[Extracted data Boundary: Start]

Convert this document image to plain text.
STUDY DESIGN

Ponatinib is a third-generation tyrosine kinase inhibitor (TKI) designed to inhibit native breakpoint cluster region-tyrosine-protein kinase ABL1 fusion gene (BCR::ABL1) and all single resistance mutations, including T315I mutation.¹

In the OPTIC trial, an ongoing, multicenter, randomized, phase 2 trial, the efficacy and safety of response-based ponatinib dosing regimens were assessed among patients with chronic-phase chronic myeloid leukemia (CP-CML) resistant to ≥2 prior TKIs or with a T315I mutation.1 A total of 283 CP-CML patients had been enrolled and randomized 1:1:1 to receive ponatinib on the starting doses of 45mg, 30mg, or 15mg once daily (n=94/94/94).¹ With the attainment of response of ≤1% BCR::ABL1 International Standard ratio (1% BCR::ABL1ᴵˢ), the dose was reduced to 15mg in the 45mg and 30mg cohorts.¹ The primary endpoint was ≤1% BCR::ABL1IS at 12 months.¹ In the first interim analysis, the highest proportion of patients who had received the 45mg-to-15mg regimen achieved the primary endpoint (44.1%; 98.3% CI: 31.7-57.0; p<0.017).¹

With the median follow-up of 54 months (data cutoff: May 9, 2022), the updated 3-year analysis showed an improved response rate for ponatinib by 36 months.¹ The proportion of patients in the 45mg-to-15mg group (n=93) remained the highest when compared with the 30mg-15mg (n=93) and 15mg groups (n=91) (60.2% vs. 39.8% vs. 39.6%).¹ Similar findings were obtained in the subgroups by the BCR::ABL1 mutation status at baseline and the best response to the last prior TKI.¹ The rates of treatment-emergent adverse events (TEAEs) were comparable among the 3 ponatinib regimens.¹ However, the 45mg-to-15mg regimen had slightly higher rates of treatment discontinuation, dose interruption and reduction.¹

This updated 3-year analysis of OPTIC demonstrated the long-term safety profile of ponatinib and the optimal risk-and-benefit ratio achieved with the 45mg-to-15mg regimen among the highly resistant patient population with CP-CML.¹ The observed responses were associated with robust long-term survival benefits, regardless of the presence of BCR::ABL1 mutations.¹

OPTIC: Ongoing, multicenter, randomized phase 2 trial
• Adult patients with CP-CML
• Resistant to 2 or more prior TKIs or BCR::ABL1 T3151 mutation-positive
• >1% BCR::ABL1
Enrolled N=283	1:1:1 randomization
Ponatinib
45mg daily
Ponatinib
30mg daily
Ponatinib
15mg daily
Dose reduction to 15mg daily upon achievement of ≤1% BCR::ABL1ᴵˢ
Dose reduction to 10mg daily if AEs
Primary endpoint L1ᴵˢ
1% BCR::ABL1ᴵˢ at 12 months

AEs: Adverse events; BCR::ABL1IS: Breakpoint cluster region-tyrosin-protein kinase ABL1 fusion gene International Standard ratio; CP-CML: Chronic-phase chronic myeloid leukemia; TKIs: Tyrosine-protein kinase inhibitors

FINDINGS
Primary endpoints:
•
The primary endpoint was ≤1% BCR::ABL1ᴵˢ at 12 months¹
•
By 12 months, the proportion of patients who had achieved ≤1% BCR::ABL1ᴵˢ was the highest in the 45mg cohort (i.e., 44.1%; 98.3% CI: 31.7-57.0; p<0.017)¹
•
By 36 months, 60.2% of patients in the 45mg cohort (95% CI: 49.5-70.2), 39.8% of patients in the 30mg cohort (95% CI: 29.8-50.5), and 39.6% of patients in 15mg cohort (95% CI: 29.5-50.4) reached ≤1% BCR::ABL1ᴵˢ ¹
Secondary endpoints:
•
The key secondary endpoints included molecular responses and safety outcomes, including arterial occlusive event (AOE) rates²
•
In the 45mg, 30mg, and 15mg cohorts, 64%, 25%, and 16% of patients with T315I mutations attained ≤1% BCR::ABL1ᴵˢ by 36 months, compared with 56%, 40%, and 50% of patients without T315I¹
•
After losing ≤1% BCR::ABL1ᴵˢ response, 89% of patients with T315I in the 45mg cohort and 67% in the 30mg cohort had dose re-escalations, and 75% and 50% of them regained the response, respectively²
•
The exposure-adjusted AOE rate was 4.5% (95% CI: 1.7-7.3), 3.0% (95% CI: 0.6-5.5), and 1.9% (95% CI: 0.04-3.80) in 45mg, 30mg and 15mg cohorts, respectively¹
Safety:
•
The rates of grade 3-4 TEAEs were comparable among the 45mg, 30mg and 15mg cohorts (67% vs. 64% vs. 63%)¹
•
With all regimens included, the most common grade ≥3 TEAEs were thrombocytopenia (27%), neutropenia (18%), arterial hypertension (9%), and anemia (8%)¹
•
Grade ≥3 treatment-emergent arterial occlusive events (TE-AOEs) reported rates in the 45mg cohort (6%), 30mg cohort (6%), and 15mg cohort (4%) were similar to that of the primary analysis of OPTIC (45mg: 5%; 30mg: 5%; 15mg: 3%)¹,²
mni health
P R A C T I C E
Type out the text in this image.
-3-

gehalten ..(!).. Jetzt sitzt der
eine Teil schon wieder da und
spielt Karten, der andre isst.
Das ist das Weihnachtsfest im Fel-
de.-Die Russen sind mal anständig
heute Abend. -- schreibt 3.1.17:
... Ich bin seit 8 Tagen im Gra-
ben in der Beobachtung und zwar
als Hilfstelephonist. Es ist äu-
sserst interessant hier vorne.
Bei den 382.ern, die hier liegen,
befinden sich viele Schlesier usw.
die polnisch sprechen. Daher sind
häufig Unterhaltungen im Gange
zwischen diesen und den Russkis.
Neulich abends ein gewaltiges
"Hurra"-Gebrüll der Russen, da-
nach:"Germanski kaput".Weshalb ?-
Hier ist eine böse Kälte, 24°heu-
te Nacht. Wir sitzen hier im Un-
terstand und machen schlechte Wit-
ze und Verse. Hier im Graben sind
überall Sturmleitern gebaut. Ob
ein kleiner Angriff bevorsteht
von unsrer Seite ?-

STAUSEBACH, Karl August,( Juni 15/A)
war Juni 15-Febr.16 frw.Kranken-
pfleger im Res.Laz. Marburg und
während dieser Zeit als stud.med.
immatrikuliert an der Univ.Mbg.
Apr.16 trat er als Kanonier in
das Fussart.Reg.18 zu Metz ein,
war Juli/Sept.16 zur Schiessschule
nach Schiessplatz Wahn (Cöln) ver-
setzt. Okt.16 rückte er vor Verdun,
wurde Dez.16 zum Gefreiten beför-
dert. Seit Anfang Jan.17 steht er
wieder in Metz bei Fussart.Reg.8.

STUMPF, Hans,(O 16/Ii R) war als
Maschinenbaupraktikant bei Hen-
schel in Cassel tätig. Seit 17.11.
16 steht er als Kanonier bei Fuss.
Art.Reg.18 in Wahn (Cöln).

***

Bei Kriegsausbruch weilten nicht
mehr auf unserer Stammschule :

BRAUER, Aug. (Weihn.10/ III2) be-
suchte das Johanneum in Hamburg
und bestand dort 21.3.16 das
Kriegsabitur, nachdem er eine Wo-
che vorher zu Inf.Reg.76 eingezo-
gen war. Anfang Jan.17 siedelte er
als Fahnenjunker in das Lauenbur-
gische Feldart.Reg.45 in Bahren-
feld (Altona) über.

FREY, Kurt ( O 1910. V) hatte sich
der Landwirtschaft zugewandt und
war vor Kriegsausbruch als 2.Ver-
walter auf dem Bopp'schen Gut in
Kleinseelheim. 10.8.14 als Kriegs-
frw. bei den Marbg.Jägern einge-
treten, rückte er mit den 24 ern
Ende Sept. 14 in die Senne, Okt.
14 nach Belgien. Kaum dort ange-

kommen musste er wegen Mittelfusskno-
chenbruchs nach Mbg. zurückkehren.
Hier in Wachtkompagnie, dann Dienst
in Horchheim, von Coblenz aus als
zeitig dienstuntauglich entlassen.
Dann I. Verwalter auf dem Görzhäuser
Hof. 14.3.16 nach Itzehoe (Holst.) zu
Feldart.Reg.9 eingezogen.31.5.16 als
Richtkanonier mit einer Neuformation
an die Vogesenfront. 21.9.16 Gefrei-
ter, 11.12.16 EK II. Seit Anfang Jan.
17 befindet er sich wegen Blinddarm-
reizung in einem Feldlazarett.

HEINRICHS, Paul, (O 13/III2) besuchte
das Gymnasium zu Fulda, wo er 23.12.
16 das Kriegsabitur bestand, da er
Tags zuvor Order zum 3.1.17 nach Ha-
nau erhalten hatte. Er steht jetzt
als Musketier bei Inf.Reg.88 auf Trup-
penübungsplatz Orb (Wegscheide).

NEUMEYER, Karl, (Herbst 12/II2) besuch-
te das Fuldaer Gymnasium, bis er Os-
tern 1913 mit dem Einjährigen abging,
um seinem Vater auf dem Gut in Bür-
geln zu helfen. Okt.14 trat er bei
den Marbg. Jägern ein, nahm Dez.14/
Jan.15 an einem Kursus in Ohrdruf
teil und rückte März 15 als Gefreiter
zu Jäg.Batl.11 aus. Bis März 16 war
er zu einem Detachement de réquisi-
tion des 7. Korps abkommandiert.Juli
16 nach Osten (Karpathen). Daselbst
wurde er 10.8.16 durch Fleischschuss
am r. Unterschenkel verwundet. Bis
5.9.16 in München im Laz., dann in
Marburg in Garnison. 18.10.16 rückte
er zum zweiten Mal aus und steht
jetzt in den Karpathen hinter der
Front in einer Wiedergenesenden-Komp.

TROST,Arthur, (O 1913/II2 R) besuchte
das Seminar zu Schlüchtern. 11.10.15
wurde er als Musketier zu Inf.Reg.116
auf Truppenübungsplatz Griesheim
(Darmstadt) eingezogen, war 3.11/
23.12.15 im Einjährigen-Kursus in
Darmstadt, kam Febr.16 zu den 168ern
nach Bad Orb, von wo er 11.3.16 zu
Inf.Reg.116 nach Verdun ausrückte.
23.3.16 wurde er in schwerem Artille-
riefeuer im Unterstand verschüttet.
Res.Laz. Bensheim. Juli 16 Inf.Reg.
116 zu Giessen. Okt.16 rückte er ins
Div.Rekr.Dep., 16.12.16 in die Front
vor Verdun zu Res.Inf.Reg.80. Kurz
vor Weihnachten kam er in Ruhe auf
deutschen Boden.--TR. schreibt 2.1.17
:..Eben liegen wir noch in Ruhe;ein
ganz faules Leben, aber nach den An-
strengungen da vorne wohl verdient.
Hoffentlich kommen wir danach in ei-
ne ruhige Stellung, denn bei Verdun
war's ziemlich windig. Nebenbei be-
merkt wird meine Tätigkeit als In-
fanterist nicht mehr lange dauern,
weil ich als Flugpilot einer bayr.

[Extracted data Boundary: End]

= What to work on =
Show each line of the material that includes the string "phase" by copying it.

= Result =
In the OPTIC trial, an ongoing, multicenter, randomized, phase 2 trial, the efficacy and safety of response-based ponatinib dosing regimens were assessed among patients with chronic-phase chronic myeloid leukemia (CP-CML) resistant to ≥2 prior TKIs or with a T315I mutation.1 A total of 283 CP-CML patients had been enrolled and randomized 1:1:1 to receive ponatinib on the starting doses of 45mg, 30mg, or 15mg once daily (n=94/94/94).¹ With the attainment of response of ≤1% BCR::ABL1 International Standard ratio (1% BCR::ABL1ᴵˢ), the dose was reduced to 15mg in the 45mg and 30mg cohorts.¹ The primary endpoint was ≤1% BCR::ABL1IS at 12 months.¹ In the first interim analysis, the highest proportion of patients who had received the 45mg-to-15mg regimen achieved the primary endpoint (44.1%; 98.3% CI: 31.7-57.0; p<0.017).¹
OPTIC: Ongoing, multicenter, randomized phase 2 trial
AEs: Adverse events; BCR::ABL1IS: Breakpoint cluster region-tyrosin-protein kinase ABL1 fusion gene International Standard ratio; CP-CML: Chronic-phase chronic myeloid leukemia; TKIs: Tyrosine-protein kinase inhibitors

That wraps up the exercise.